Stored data
◇ ◇ ◇ ◇ ◇

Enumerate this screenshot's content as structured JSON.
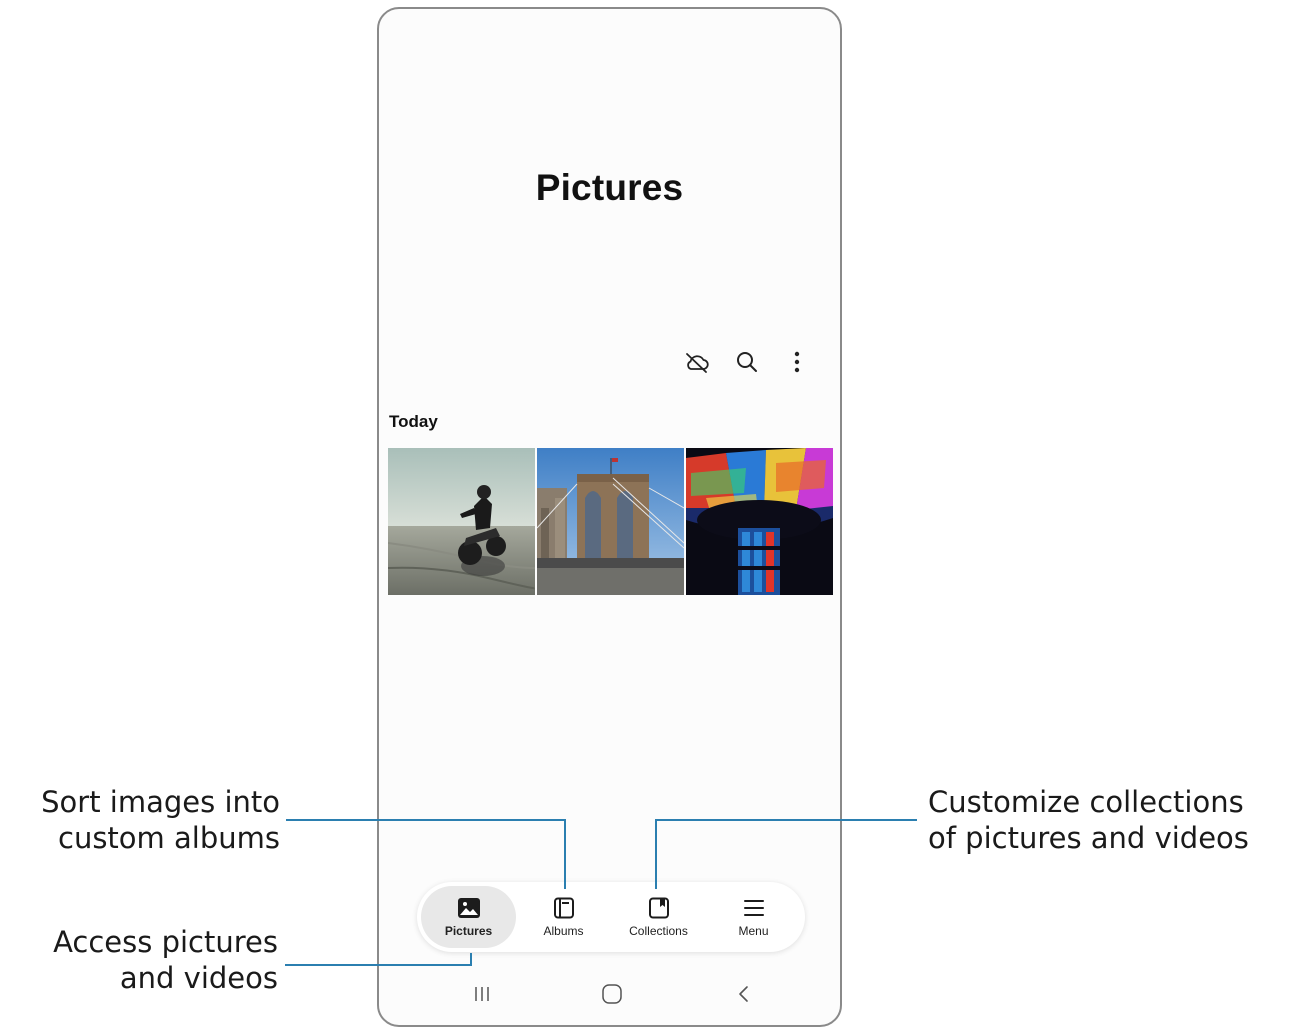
{
  "screen": {
    "title": "Pictures",
    "section_header": "Today",
    "action_icons": [
      "cloud-off-icon",
      "search-icon",
      "more-options-icon"
    ]
  },
  "bottom_nav": {
    "items": [
      {
        "label": "Pictures",
        "icon": "pictures-icon",
        "active": true
      },
      {
        "label": "Albums",
        "icon": "albums-icon",
        "active": false
      },
      {
        "label": "Collections",
        "icon": "collections-icon",
        "active": false
      },
      {
        "label": "Menu",
        "icon": "menu-icon",
        "active": false
      }
    ]
  },
  "thumbnails": [
    {
      "subject": "motorcycle-rider"
    },
    {
      "subject": "brooklyn-bridge"
    },
    {
      "subject": "stained-glass-dome"
    }
  ],
  "system_nav": [
    "recent-apps-icon",
    "home-icon",
    "back-icon"
  ],
  "callouts": {
    "albums": {
      "line1": "Sort images into",
      "line2": "custom albums"
    },
    "pictures": {
      "line1": "Access pictures",
      "line2": "and videos"
    },
    "collections": {
      "line1": "Customize collections",
      "line2": "of pictures and videos"
    }
  },
  "colors": {
    "callout_line": "#2b7fb0",
    "active_nav_bg": "#e8e8e8"
  }
}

◇ ◇ ◇ ◇ ◇

GOAL:
State, as a number only, how many lines in the entries include "label".

ANSWER TO THE PROBLEM:
4